REQUIREMENTS
Output all of the data below exactly as given.

### GIVEN DATA ###

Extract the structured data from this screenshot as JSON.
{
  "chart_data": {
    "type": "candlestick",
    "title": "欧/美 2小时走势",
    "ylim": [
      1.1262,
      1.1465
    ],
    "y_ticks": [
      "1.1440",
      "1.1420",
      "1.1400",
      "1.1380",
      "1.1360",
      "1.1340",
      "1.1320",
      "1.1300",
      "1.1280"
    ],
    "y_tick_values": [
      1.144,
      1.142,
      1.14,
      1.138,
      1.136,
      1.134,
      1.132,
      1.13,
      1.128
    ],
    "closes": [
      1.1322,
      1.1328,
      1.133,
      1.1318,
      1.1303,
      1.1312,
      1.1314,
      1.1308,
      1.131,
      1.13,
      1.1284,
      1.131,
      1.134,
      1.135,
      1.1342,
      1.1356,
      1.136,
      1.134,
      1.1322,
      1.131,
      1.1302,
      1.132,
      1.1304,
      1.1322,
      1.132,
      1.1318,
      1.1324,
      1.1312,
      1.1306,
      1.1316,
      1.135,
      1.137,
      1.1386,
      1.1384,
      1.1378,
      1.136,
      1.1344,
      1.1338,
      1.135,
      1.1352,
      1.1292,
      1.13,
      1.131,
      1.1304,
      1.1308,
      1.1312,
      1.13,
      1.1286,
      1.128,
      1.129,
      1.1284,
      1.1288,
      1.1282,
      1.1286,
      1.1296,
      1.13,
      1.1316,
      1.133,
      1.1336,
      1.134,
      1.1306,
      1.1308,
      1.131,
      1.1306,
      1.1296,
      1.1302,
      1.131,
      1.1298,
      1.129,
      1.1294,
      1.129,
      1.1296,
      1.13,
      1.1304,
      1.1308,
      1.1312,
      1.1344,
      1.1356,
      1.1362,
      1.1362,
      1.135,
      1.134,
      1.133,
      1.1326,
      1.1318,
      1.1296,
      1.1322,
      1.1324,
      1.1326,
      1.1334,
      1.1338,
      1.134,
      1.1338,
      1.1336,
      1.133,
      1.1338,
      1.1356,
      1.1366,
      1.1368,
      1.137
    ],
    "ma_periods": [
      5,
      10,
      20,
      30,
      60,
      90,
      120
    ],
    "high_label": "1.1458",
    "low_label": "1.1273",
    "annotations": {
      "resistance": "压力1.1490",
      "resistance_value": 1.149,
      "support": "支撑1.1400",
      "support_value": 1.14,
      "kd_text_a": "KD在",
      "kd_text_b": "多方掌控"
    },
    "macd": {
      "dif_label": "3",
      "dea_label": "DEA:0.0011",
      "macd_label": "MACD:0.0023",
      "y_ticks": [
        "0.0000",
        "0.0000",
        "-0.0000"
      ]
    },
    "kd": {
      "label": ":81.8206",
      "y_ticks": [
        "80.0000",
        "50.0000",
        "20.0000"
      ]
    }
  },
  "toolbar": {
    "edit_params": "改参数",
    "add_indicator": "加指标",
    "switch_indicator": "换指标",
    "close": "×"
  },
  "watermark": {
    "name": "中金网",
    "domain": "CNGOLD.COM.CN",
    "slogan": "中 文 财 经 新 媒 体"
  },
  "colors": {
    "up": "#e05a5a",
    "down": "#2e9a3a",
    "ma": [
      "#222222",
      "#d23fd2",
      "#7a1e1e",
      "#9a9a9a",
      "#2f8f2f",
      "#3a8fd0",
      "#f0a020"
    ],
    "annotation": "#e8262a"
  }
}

###

TASK ANSWER
Extract the structured data from this screenshot as JSON.
{
  "chart_data": {
    "type": "candlestick",
    "title": "欧/美 2小时走势",
    "ylim": [
      1.1262,
      1.1465
    ],
    "y_ticks": [
      "1.1440",
      "1.1420",
      "1.1400",
      "1.1380",
      "1.1360",
      "1.1340",
      "1.1320",
      "1.1300",
      "1.1280"
    ],
    "y_tick_values": [
      1.144,
      1.142,
      1.14,
      1.138,
      1.136,
      1.134,
      1.132,
      1.13,
      1.128
    ],
    "closes": [
      1.1322,
      1.1328,
      1.133,
      1.1318,
      1.1303,
      1.1312,
      1.1314,
      1.1308,
      1.131,
      1.13,
      1.1284,
      1.131,
      1.134,
      1.135,
      1.1342,
      1.1356,
      1.136,
      1.134,
      1.1322,
      1.131,
      1.1302,
      1.132,
      1.1304,
      1.1322,
      1.132,
      1.1318,
      1.1324,
      1.1312,
      1.1306,
      1.1316,
      1.135,
      1.137,
      1.1386,
      1.1384,
      1.1378,
      1.136,
      1.1344,
      1.1338,
      1.135,
      1.1352,
      1.1292,
      1.13,
      1.131,
      1.1304,
      1.1308,
      1.1312,
      1.13,
      1.1286,
      1.128,
      1.129,
      1.1284,
      1.1288,
      1.1282,
      1.1286,
      1.1296,
      1.13,
      1.1316,
      1.133,
      1.1336,
      1.134,
      1.1306,
      1.1308,
      1.131,
      1.1306,
      1.1296,
      1.1302,
      1.131,
      1.1298,
      1.129,
      1.1294,
      1.129,
      1.1296,
      1.13,
      1.1304,
      1.1308,
      1.1312,
      1.1344,
      1.1356,
      1.1362,
      1.1362,
      1.135,
      1.134,
      1.133,
      1.1326,
      1.1318,
      1.1296,
      1.1322,
      1.1324,
      1.1326,
      1.1334,
      1.1338,
      1.134,
      1.1338,
      1.1336,
      1.133,
      1.1338,
      1.1356,
      1.1366,
      1.1368,
      1.137
    ],
    "ma_periods": [
      5,
      10,
      20,
      30,
      60,
      90,
      120
    ],
    "high_label": "1.1458",
    "low_label": "1.1273",
    "annotations": {
      "resistance": "压力1.1490",
      "resistance_value": 1.149,
      "support": "支撑1.1400",
      "support_value": 1.14,
      "kd_text_a": "KD在",
      "kd_text_b": "多方掌控"
    },
    "macd": {
      "dif_label": "3",
      "dea_label": "DEA:0.0011",
      "macd_label": "MACD:0.0023",
      "y_ticks": [
        "0.0000",
        "0.0000",
        "-0.0000"
      ]
    },
    "kd": {
      "label": ":81.8206",
      "y_ticks": [
        "80.0000",
        "50.0000",
        "20.0000"
      ]
    }
  },
  "toolbar": {
    "edit_params": "改参数",
    "add_indicator": "加指标",
    "switch_indicator": "换指标",
    "close": "×"
  },
  "watermark": {
    "name": "中金网",
    "domain": "CNGOLD.COM.CN",
    "slogan": "中 文 财 经 新 媒 体"
  },
  "colors": {
    "up": "#e05a5a",
    "down": "#2e9a3a",
    "ma": [
      "#222222",
      "#d23fd2",
      "#7a1e1e",
      "#9a9a9a",
      "#2f8f2f",
      "#3a8fd0",
      "#f0a020"
    ],
    "annotation": "#e8262a"
  }
}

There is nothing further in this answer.